▸ **Available records**
========================================
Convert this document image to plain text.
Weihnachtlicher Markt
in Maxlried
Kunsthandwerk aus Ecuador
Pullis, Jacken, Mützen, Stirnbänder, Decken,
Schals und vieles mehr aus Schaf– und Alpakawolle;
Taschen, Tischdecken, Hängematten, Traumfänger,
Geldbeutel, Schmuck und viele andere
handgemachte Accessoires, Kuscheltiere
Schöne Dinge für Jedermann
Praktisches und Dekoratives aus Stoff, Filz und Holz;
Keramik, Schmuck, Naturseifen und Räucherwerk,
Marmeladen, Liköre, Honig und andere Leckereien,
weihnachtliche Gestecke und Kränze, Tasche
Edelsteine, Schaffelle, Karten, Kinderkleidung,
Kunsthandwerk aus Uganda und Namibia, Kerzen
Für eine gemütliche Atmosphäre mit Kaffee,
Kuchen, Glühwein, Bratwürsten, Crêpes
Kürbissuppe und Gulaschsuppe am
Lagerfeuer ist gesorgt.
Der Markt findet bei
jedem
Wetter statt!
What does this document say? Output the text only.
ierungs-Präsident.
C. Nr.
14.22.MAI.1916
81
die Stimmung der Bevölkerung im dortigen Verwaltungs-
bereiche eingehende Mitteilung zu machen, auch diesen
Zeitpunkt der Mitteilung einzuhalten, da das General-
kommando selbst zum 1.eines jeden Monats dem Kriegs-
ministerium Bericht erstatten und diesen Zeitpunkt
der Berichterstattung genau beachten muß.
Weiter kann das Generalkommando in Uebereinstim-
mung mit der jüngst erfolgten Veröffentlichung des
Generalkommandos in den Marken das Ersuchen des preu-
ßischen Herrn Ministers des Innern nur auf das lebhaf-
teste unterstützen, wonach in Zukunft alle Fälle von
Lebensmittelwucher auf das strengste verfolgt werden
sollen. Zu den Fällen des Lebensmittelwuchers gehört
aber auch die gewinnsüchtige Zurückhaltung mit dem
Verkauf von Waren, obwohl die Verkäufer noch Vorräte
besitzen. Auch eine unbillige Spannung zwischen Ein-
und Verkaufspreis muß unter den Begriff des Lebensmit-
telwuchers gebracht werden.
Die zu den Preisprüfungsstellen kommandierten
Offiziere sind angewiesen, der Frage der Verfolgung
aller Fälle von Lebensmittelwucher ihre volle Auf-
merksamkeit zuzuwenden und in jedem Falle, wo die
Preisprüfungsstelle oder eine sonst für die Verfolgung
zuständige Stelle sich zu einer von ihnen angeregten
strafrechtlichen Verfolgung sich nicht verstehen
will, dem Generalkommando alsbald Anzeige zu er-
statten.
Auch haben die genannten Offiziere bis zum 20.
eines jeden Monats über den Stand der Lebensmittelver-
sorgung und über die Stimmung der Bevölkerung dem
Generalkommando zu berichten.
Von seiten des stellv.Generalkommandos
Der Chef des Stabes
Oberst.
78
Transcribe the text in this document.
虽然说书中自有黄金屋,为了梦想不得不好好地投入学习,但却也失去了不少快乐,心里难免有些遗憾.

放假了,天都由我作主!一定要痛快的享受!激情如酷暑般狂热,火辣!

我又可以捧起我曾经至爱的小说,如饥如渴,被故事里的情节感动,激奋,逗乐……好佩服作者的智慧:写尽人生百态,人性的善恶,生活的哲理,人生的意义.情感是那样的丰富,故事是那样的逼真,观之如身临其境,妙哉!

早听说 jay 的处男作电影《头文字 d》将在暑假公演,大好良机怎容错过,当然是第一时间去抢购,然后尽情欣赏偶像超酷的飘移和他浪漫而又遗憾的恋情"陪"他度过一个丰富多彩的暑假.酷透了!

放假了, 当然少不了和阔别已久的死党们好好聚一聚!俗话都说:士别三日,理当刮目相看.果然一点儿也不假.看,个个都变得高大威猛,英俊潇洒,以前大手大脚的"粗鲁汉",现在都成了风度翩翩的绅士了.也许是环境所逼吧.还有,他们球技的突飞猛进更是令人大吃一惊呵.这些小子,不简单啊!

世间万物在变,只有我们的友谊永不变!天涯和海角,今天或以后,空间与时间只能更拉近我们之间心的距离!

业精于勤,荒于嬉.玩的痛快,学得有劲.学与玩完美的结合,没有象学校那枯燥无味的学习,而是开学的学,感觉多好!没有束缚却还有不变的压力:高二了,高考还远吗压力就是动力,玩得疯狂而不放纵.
========================================
▸ **Job**
Write out the records above again, keeping each one identical to the original.

▸ **Full answer**
Convert this document image to plain text.
Weihnachtlicher Markt
in Maxlried
Kunsthandwerk aus Ecuador
Pullis, Jacken, Mützen, Stirnbänder, Decken,
Schals und vieles mehr aus Schaf– und Alpakawolle;
Taschen, Tischdecken, Hängematten, Traumfänger,
Geldbeutel, Schmuck und viele andere
handgemachte Accessoires, Kuscheltiere
Schöne Dinge für Jedermann
Praktisches und Dekoratives aus Stoff, Filz und Holz;
Keramik, Schmuck, Naturseifen und Räucherwerk,
Marmeladen, Liköre, Honig und andere Leckereien,
weihnachtliche Gestecke und Kränze, Tasche
Edelsteine, Schaffelle, Karten, Kinderkleidung,
Kunsthandwerk aus Uganda und Namibia, Kerzen
Für eine gemütliche Atmosphäre mit Kaffee,
Kuchen, Glühwein, Bratwürsten, Crêpes
Kürbissuppe und Gulaschsuppe am
Lagerfeuer ist gesorgt.
Der Markt findet bei
jedem
Wetter statt!
What does this document say? Output the text only.
ierungs-Präsident.
C. Nr.
14.22.MAI.1916
81
die Stimmung der Bevölkerung im dortigen Verwaltungs-
bereiche eingehende Mitteilung zu machen, auch diesen
Zeitpunkt der Mitteilung einzuhalten, da das General-
kommando selbst zum 1.eines jeden Monats dem Kriegs-
ministerium Bericht erstatten und diesen Zeitpunkt
der Berichterstattung genau beachten muß.
Weiter kann das Generalkommando in Uebereinstim-
mung mit der jüngst erfolgten Veröffentlichung des
Generalkommandos in den Marken das Ersuchen des preu-
ßischen Herrn Ministers des Innern nur auf das lebhaf-
teste unterstützen, wonach in Zukunft alle Fälle von
Lebensmittelwucher auf das strengste verfolgt werden
sollen. Zu den Fällen des Lebensmittelwuchers gehört
aber auch die gewinnsüchtige Zurückhaltung mit dem
Verkauf von Waren, obwohl die Verkäufer noch Vorräte
besitzen. Auch eine unbillige Spannung zwischen Ein-
und Verkaufspreis muß unter den Begriff des Lebensmit-
telwuchers gebracht werden.
Die zu den Preisprüfungsstellen kommandierten
Offiziere sind angewiesen, der Frage der Verfolgung
aller Fälle von Lebensmittelwucher ihre volle Auf-
merksamkeit zuzuwenden und in jedem Falle, wo die
Preisprüfungsstelle oder eine sonst für die Verfolgung
zuständige Stelle sich zu einer von ihnen angeregten
strafrechtlichen Verfolgung sich nicht verstehen
will, dem Generalkommando alsbald Anzeige zu er-
statten.
Auch haben die genannten Offiziere bis zum 20.
eines jeden Monats über den Stand der Lebensmittelver-
sorgung und über die Stimmung der Bevölkerung dem
Generalkommando zu berichten.
Von seiten des stellv.Generalkommandos
Der Chef des Stabes
Oberst.
78
Transcribe the text in this document.
虽然说书中自有黄金屋,为了梦想不得不好好地投入学习,但却也失去了不少快乐,心里难免有些遗憾.

放假了,天都由我作主!一定要痛快的享受!激情如酷暑般狂热,火辣!

我又可以捧起我曾经至爱的小说,如饥如渴,被故事里的情节感动,激奋,逗乐……好佩服作者的智慧:写尽人生百态,人性的善恶,生活的哲理,人生的意义.情感是那样的丰富,故事是那样的逼真,观之如身临其境,妙哉!

早听说 jay 的处男作电影《头文字 d》将在暑假公演,大好良机怎容错过,当然是第一时间去抢购,然后尽情欣赏偶像超酷的飘移和他浪漫而又遗憾的恋情"陪"他度过一个丰富多彩的暑假.酷透了!

放假了, 当然少不了和阔别已久的死党们好好聚一聚!俗话都说:士别三日,理当刮目相看.果然一点儿也不假.看,个个都变得高大威猛,英俊潇洒,以前大手大脚的"粗鲁汉",现在都成了风度翩翩的绅士了.也许是环境所逼吧.还有,他们球技的突飞猛进更是令人大吃一惊呵.这些小子,不简单啊!

世间万物在变,只有我们的友谊永不变!天涯和海角,今天或以后,空间与时间只能更拉近我们之间心的距离!

业精于勤,荒于嬉.玩的痛快,学得有劲.学与玩完美的结合,没有象学校那枯燥无味的学习,而是开学的学,感觉多好!没有束缚却还有不变的压力:高二了,高考还远吗压力就是动力,玩得疯狂而不放纵.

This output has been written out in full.